» **EXERCISE OBJECTIVE**
Every record below should be printed exactly as given.

» **THE INPUT**
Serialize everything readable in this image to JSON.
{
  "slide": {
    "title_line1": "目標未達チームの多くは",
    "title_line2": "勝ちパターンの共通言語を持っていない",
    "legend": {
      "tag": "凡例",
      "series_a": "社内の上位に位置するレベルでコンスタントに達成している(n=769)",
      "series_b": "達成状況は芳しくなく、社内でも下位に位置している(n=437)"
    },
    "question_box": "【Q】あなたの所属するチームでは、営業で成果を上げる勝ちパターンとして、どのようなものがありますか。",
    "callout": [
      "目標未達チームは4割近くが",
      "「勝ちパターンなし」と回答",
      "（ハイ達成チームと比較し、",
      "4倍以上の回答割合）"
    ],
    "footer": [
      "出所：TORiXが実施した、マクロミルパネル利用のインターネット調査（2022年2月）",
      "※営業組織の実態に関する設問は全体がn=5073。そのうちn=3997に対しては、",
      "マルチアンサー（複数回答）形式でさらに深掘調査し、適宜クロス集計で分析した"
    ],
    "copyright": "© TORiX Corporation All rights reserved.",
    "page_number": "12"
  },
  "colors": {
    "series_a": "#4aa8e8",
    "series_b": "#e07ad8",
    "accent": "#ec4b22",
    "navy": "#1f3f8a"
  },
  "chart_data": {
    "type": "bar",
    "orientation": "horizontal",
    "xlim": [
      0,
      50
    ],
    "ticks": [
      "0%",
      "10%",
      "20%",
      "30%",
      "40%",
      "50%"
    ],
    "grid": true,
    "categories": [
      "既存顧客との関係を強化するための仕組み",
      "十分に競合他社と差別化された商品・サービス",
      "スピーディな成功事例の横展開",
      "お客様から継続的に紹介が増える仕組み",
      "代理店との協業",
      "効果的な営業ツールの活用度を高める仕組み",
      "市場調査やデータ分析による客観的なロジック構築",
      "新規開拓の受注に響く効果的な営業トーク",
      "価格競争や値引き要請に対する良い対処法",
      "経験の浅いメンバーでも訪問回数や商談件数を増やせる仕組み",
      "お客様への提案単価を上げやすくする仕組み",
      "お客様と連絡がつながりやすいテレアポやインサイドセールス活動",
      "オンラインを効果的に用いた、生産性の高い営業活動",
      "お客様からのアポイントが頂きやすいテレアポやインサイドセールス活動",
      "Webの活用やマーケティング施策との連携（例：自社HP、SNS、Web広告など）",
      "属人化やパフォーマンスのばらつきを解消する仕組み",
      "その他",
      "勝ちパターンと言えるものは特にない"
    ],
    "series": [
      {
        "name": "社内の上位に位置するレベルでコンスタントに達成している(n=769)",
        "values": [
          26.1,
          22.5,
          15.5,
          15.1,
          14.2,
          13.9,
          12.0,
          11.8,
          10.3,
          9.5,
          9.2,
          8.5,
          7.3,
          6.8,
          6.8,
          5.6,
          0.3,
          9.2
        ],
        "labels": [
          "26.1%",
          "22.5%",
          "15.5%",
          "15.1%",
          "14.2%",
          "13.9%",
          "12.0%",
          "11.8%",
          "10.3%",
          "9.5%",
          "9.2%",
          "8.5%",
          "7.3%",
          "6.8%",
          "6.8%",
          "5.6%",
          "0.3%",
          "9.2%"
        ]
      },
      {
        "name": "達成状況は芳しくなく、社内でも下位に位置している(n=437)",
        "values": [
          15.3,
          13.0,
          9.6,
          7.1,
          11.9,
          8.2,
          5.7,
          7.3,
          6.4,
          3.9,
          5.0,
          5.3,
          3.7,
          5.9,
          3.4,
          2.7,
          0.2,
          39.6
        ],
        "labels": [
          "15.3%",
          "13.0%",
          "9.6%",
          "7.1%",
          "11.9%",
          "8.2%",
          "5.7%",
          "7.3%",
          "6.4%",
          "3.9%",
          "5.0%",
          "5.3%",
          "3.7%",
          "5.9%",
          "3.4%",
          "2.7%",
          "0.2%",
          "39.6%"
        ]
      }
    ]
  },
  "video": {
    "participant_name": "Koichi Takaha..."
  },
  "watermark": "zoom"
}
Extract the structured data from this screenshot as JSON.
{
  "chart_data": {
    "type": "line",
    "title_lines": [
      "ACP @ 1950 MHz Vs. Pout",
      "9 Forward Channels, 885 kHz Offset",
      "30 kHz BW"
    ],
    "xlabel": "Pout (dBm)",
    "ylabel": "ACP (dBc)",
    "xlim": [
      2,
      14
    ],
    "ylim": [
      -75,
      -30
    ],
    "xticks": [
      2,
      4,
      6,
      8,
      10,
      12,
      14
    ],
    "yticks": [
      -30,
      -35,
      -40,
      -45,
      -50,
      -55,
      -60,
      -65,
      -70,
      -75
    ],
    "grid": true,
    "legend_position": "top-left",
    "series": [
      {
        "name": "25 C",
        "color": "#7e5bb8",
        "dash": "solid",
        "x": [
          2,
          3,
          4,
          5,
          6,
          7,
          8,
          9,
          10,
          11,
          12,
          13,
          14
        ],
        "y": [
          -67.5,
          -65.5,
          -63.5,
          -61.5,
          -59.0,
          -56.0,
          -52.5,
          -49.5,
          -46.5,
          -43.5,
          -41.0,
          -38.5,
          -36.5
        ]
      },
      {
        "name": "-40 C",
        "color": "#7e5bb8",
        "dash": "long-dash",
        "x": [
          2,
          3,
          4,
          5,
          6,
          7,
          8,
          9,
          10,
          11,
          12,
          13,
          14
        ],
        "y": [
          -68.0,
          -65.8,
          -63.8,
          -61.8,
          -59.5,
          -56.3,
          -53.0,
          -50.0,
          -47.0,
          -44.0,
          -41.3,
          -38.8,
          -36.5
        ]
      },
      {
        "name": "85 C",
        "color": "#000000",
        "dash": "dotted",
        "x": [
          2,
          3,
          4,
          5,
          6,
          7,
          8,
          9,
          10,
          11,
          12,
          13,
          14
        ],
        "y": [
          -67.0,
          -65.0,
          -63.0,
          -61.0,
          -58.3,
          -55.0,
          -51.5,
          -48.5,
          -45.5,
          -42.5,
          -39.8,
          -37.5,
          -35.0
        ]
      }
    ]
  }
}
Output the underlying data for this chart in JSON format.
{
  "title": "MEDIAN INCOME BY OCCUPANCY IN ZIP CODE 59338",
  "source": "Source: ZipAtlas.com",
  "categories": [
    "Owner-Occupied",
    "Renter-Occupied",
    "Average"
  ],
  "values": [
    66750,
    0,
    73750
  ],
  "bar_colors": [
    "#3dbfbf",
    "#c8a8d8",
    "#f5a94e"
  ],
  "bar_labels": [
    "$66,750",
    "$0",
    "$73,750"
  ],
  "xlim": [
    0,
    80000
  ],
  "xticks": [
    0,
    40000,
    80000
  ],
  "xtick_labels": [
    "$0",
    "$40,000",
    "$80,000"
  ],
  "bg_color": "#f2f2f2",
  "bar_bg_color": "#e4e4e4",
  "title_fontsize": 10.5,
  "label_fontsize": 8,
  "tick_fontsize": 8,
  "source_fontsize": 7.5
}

» **EXERCISE RESPONSE**
Serialize everything readable in this image to JSON.
{
  "slide": {
    "title_line1": "目標未達チームの多くは",
    "title_line2": "勝ちパターンの共通言語を持っていない",
    "legend": {
      "tag": "凡例",
      "series_a": "社内の上位に位置するレベルでコンスタントに達成している(n=769)",
      "series_b": "達成状況は芳しくなく、社内でも下位に位置している(n=437)"
    },
    "question_box": "【Q】あなたの所属するチームでは、営業で成果を上げる勝ちパターンとして、どのようなものがありますか。",
    "callout": [
      "目標未達チームは4割近くが",
      "「勝ちパターンなし」と回答",
      "（ハイ達成チームと比較し、",
      "4倍以上の回答割合）"
    ],
    "footer": [
      "出所：TORiXが実施した、マクロミルパネル利用のインターネット調査（2022年2月）",
      "※営業組織の実態に関する設問は全体がn=5073。そのうちn=3997に対しては、",
      "マルチアンサー（複数回答）形式でさらに深掘調査し、適宜クロス集計で分析した"
    ],
    "copyright": "© TORiX Corporation All rights reserved.",
    "page_number": "12"
  },
  "colors": {
    "series_a": "#4aa8e8",
    "series_b": "#e07ad8",
    "accent": "#ec4b22",
    "navy": "#1f3f8a"
  },
  "chart_data": {
    "type": "bar",
    "orientation": "horizontal",
    "xlim": [
      0,
      50
    ],
    "ticks": [
      "0%",
      "10%",
      "20%",
      "30%",
      "40%",
      "50%"
    ],
    "grid": true,
    "categories": [
      "既存顧客との関係を強化するための仕組み",
      "十分に競合他社と差別化された商品・サービス",
      "スピーディな成功事例の横展開",
      "お客様から継続的に紹介が増える仕組み",
      "代理店との協業",
      "効果的な営業ツールの活用度を高める仕組み",
      "市場調査やデータ分析による客観的なロジック構築",
      "新規開拓の受注に響く効果的な営業トーク",
      "価格競争や値引き要請に対する良い対処法",
      "経験の浅いメンバーでも訪問回数や商談件数を増やせる仕組み",
      "お客様への提案単価を上げやすくする仕組み",
      "お客様と連絡がつながりやすいテレアポやインサイドセールス活動",
      "オンラインを効果的に用いた、生産性の高い営業活動",
      "お客様からのアポイントが頂きやすいテレアポやインサイドセールス活動",
      "Webの活用やマーケティング施策との連携（例：自社HP、SNS、Web広告など）",
      "属人化やパフォーマンスのばらつきを解消する仕組み",
      "その他",
      "勝ちパターンと言えるものは特にない"
    ],
    "series": [
      {
        "name": "社内の上位に位置するレベルでコンスタントに達成している(n=769)",
        "values": [
          26.1,
          22.5,
          15.5,
          15.1,
          14.2,
          13.9,
          12.0,
          11.8,
          10.3,
          9.5,
          9.2,
          8.5,
          7.3,
          6.8,
          6.8,
          5.6,
          0.3,
          9.2
        ],
        "labels": [
          "26.1%",
          "22.5%",
          "15.5%",
          "15.1%",
          "14.2%",
          "13.9%",
          "12.0%",
          "11.8%",
          "10.3%",
          "9.5%",
          "9.2%",
          "8.5%",
          "7.3%",
          "6.8%",
          "6.8%",
          "5.6%",
          "0.3%",
          "9.2%"
        ]
      },
      {
        "name": "達成状況は芳しくなく、社内でも下位に位置している(n=437)",
        "values": [
          15.3,
          13.0,
          9.6,
          7.1,
          11.9,
          8.2,
          5.7,
          7.3,
          6.4,
          3.9,
          5.0,
          5.3,
          3.7,
          5.9,
          3.4,
          2.7,
          0.2,
          39.6
        ],
        "labels": [
          "15.3%",
          "13.0%",
          "9.6%",
          "7.1%",
          "11.9%",
          "8.2%",
          "5.7%",
          "7.3%",
          "6.4%",
          "3.9%",
          "5.0%",
          "5.3%",
          "3.7%",
          "5.9%",
          "3.4%",
          "2.7%",
          "0.2%",
          "39.6%"
        ]
      }
    ]
  },
  "video": {
    "participant_name": "Koichi Takaha..."
  },
  "watermark": "zoom"
}
Extract the structured data from this screenshot as JSON.
{
  "chart_data": {
    "type": "line",
    "title_lines": [
      "ACP @ 1950 MHz Vs. Pout",
      "9 Forward Channels, 885 kHz Offset",
      "30 kHz BW"
    ],
    "xlabel": "Pout (dBm)",
    "ylabel": "ACP (dBc)",
    "xlim": [
      2,
      14
    ],
    "ylim": [
      -75,
      -30
    ],
    "xticks": [
      2,
      4,
      6,
      8,
      10,
      12,
      14
    ],
    "yticks": [
      -30,
      -35,
      -40,
      -45,
      -50,
      -55,
      -60,
      -65,
      -70,
      -75
    ],
    "grid": true,
    "legend_position": "top-left",
    "series": [
      {
        "name": "25 C",
        "color": "#7e5bb8",
        "dash": "solid",
        "x": [
          2,
          3,
          4,
          5,
          6,
          7,
          8,
          9,
          10,
          11,
          12,
          13,
          14
        ],
        "y": [
          -67.5,
          -65.5,
          -63.5,
          -61.5,
          -59.0,
          -56.0,
          -52.5,
          -49.5,
          -46.5,
          -43.5,
          -41.0,
          -38.5,
          -36.5
        ]
      },
      {
        "name": "-40 C",
        "color": "#7e5bb8",
        "dash": "long-dash",
        "x": [
          2,
          3,
          4,
          5,
          6,
          7,
          8,
          9,
          10,
          11,
          12,
          13,
          14
        ],
        "y": [
          -68.0,
          -65.8,
          -63.8,
          -61.8,
          -59.5,
          -56.3,
          -53.0,
          -50.0,
          -47.0,
          -44.0,
          -41.3,
          -38.8,
          -36.5
        ]
      },
      {
        "name": "85 C",
        "color": "#000000",
        "dash": "dotted",
        "x": [
          2,
          3,
          4,
          5,
          6,
          7,
          8,
          9,
          10,
          11,
          12,
          13,
          14
        ],
        "y": [
          -67.0,
          -65.0,
          -63.0,
          -61.0,
          -58.3,
          -55.0,
          -51.5,
          -48.5,
          -45.5,
          -42.5,
          -39.8,
          -37.5,
          -35.0
        ]
      }
    ]
  }
}
Output the underlying data for this chart in JSON format.
{
  "title": "MEDIAN INCOME BY OCCUPANCY IN ZIP CODE 59338",
  "source": "Source: ZipAtlas.com",
  "categories": [
    "Owner-Occupied",
    "Renter-Occupied",
    "Average"
  ],
  "values": [
    66750,
    0,
    73750
  ],
  "bar_colors": [
    "#3dbfbf",
    "#c8a8d8",
    "#f5a94e"
  ],
  "bar_labels": [
    "$66,750",
    "$0",
    "$73,750"
  ],
  "xlim": [
    0,
    80000
  ],
  "xticks": [
    0,
    40000,
    80000
  ],
  "xtick_labels": [
    "$0",
    "$40,000",
    "$80,000"
  ],
  "bg_color": "#f2f2f2",
  "bar_bg_color": "#e4e4e4",
  "title_fontsize": 10.5,
  "label_fontsize": 8,
  "tick_fontsize": 8,
  "source_fontsize": 7.5
}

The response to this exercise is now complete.